-- Begin RECORDS TO PROCESS --

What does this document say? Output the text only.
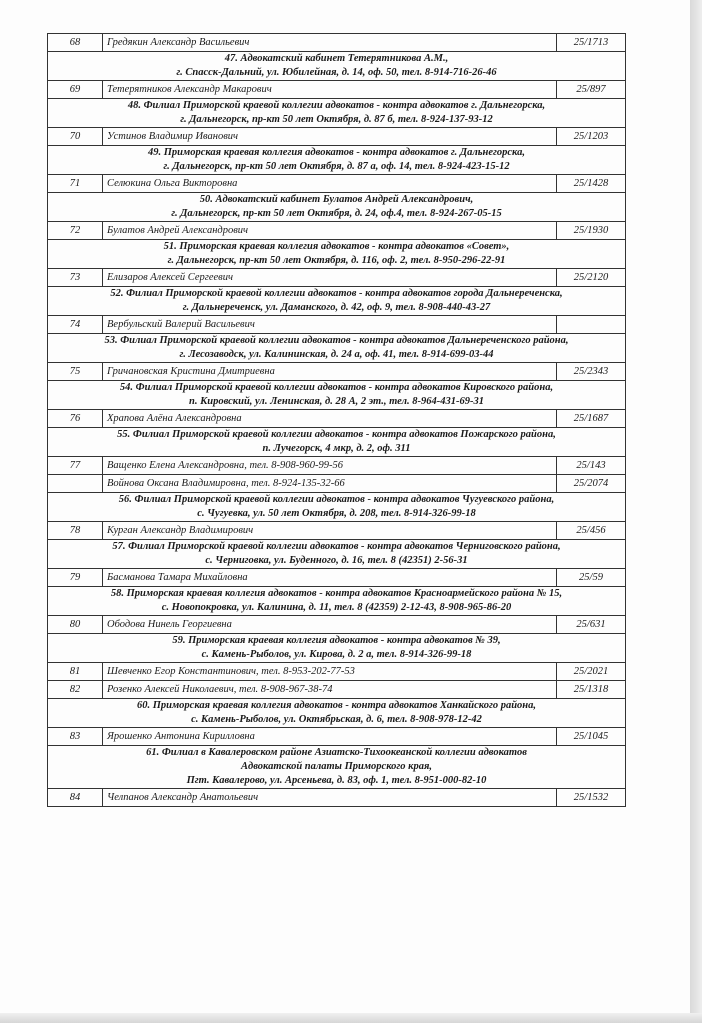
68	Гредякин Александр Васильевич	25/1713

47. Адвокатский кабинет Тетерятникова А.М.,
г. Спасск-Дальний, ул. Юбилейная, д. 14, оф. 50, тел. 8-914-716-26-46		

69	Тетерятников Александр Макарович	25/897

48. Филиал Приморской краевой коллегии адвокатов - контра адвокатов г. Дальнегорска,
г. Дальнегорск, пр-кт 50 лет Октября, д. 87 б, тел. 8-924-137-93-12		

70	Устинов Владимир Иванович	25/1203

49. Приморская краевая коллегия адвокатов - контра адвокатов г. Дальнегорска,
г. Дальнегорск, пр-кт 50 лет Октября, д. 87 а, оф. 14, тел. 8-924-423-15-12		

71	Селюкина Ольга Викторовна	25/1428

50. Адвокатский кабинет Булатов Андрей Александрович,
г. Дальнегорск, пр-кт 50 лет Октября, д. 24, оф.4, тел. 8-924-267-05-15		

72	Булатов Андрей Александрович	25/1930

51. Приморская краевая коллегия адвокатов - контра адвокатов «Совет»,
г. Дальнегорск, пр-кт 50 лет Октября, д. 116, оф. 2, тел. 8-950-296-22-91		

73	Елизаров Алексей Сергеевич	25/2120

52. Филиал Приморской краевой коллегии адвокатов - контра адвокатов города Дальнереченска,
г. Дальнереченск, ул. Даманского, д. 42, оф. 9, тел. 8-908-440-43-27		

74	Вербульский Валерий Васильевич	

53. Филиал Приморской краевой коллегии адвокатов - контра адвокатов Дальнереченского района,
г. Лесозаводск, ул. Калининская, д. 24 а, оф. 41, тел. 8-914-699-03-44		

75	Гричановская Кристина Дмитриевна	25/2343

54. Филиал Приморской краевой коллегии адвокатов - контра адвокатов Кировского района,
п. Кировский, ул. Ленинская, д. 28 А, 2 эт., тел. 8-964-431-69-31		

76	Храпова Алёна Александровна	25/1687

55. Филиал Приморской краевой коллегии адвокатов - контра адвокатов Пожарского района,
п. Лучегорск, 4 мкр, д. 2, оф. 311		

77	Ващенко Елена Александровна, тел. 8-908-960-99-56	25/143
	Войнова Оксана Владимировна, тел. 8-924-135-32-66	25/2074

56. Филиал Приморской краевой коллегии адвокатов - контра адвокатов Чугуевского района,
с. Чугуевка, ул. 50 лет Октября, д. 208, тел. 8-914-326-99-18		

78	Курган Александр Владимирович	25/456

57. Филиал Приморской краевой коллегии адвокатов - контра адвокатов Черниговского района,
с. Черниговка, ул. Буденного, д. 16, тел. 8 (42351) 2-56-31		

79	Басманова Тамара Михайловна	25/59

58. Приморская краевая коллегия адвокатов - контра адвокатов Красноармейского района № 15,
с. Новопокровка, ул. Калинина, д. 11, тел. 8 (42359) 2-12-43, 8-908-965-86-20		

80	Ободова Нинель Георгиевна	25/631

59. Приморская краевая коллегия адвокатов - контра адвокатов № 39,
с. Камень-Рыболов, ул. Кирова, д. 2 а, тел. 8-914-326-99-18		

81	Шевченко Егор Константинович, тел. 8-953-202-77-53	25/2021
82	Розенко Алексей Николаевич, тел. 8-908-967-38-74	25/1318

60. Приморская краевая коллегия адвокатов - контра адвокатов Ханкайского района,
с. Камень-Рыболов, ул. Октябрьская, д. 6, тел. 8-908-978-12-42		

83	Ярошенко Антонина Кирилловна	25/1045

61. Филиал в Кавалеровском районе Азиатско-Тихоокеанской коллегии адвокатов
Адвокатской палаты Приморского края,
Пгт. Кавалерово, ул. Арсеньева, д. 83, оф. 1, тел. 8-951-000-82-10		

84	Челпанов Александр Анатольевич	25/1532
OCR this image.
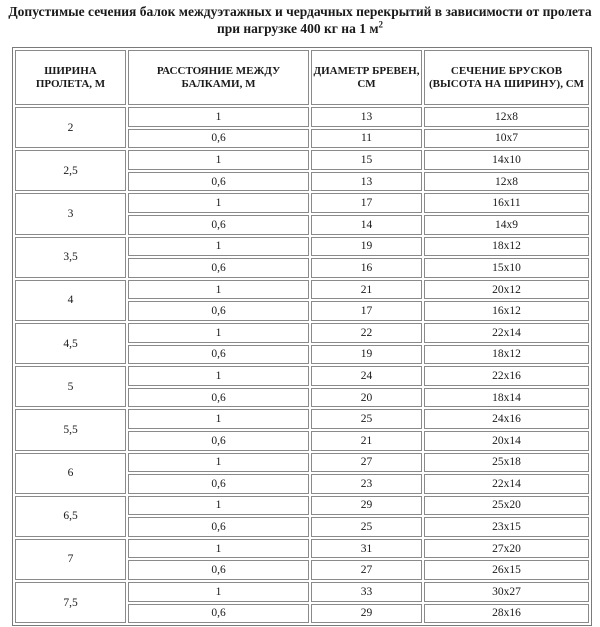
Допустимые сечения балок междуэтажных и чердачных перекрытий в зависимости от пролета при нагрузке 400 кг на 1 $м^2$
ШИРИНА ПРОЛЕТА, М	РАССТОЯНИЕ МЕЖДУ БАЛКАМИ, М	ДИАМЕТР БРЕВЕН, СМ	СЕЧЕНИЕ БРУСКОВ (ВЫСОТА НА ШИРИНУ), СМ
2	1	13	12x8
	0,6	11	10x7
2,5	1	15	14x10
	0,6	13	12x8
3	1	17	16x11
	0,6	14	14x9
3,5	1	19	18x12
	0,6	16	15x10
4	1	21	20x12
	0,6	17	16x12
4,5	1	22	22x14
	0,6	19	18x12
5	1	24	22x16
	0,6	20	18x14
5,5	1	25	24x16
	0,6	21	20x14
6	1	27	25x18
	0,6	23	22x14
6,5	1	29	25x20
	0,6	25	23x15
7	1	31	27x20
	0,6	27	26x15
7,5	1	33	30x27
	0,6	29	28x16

-- End RECORDS TO PROCESS --

Quote all the lines above exactly as given. Do not include the pictures.

What does this document say? Output the text only.
68	Гредякин Александр Васильевич	25/1713

47. Адвокатский кабинет Тетерятникова А.М.,
г. Спасск-Дальний, ул. Юбилейная, д. 14, оф. 50, тел. 8-914-716-26-46		

69	Тетерятников Александр Макарович	25/897

48. Филиал Приморской краевой коллегии адвокатов - контра адвокатов г. Дальнегорска,
г. Дальнегорск, пр-кт 50 лет Октября, д. 87 б, тел. 8-924-137-93-12		

70	Устинов Владимир Иванович	25/1203

49. Приморская краевая коллегия адвокатов - контра адвокатов г. Дальнегорска,
г. Дальнегорск, пр-кт 50 лет Октября, д. 87 а, оф. 14, тел. 8-924-423-15-12		

71	Селюкина Ольга Викторовна	25/1428

50. Адвокатский кабинет Булатов Андрей Александрович,
г. Дальнегорск, пр-кт 50 лет Октября, д. 24, оф.4, тел. 8-924-267-05-15		

72	Булатов Андрей Александрович	25/1930

51. Приморская краевая коллегия адвокатов - контра адвокатов «Совет»,
г. Дальнегорск, пр-кт 50 лет Октября, д. 116, оф. 2, тел. 8-950-296-22-91		

73	Елизаров Алексей Сергеевич	25/2120

52. Филиал Приморской краевой коллегии адвокатов - контра адвокатов города Дальнереченска,
г. Дальнереченск, ул. Даманского, д. 42, оф. 9, тел. 8-908-440-43-27		

74	Вербульский Валерий Васильевич	

53. Филиал Приморской краевой коллегии адвокатов - контра адвокатов Дальнереченского района,
г. Лесозаводск, ул. Калининская, д. 24 а, оф. 41, тел. 8-914-699-03-44		

75	Гричановская Кристина Дмитриевна	25/2343

54. Филиал Приморской краевой коллегии адвокатов - контра адвокатов Кировского района,
п. Кировский, ул. Ленинская, д. 28 А, 2 эт., тел. 8-964-431-69-31		

76	Храпова Алёна Александровна	25/1687

55. Филиал Приморской краевой коллегии адвокатов - контра адвокатов Пожарского района,
п. Лучегорск, 4 мкр, д. 2, оф. 311		

77	Ващенко Елена Александровна, тел. 8-908-960-99-56	25/143
	Войнова Оксана Владимировна, тел. 8-924-135-32-66	25/2074

56. Филиал Приморской краевой коллегии адвокатов - контра адвокатов Чугуевского района,
с. Чугуевка, ул. 50 лет Октября, д. 208, тел. 8-914-326-99-18		

78	Курган Александр Владимирович	25/456

57. Филиал Приморской краевой коллегии адвокатов - контра адвокатов Черниговского района,
с. Черниговка, ул. Буденного, д. 16, тел. 8 (42351) 2-56-31		

79	Басманова Тамара Михайловна	25/59

58. Приморская краевая коллегия адвокатов - контра адвокатов Красноармейского района № 15,
с. Новопокровка, ул. Калинина, д. 11, тел. 8 (42359) 2-12-43, 8-908-965-86-20		

80	Ободова Нинель Георгиевна	25/631

59. Приморская краевая коллегия адвокатов - контра адвокатов № 39,
с. Камень-Рыболов, ул. Кирова, д. 2 а, тел. 8-914-326-99-18		

81	Шевченко Егор Константинович, тел. 8-953-202-77-53	25/2021
82	Розенко Алексей Николаевич, тел. 8-908-967-38-74	25/1318

60. Приморская краевая коллегия адвокатов - контра адвокатов Ханкайского района,
с. Камень-Рыболов, ул. Октябрьская, д. 6, тел. 8-908-978-12-42		

83	Ярошенко Антонина Кирилловна	25/1045

61. Филиал в Кавалеровском районе Азиатско-Тихоокеанской коллегии адвокатов
Адвокатской палаты Приморского края,
Пгт. Кавалерово, ул. Арсеньева, д. 83, оф. 1, тел. 8-951-000-82-10		

84	Челпанов Александр Анатольевич	25/1532
OCR this image.
Допустимые сечения балок междуэтажных и чердачных перекрытий в зависимости от пролета при нагрузке 400 кг на 1 $м^2$
ШИРИНА ПРОЛЕТА, М	РАССТОЯНИЕ МЕЖДУ БАЛКАМИ, М	ДИАМЕТР БРЕВЕН, СМ	СЕЧЕНИЕ БРУСКОВ (ВЫСОТА НА ШИРИНУ), СМ
2	1	13	12x8
	0,6	11	10x7
2,5	1	15	14x10
	0,6	13	12x8
3	1	17	16x11
	0,6	14	14x9
3,5	1	19	18x12
	0,6	16	15x10
4	1	21	20x12
	0,6	17	16x12
4,5	1	22	22x14
	0,6	19	18x12
5	1	24	22x16
	0,6	20	18x14
5,5	1	25	24x16
	0,6	21	20x14
6	1	27	25x18
	0,6	23	22x14
6,5	1	29	25x20
	0,6	25	23x15
7	1	31	27x20
	0,6	27	26x15
7,5	1	33	30x27
	0,6	29	28x16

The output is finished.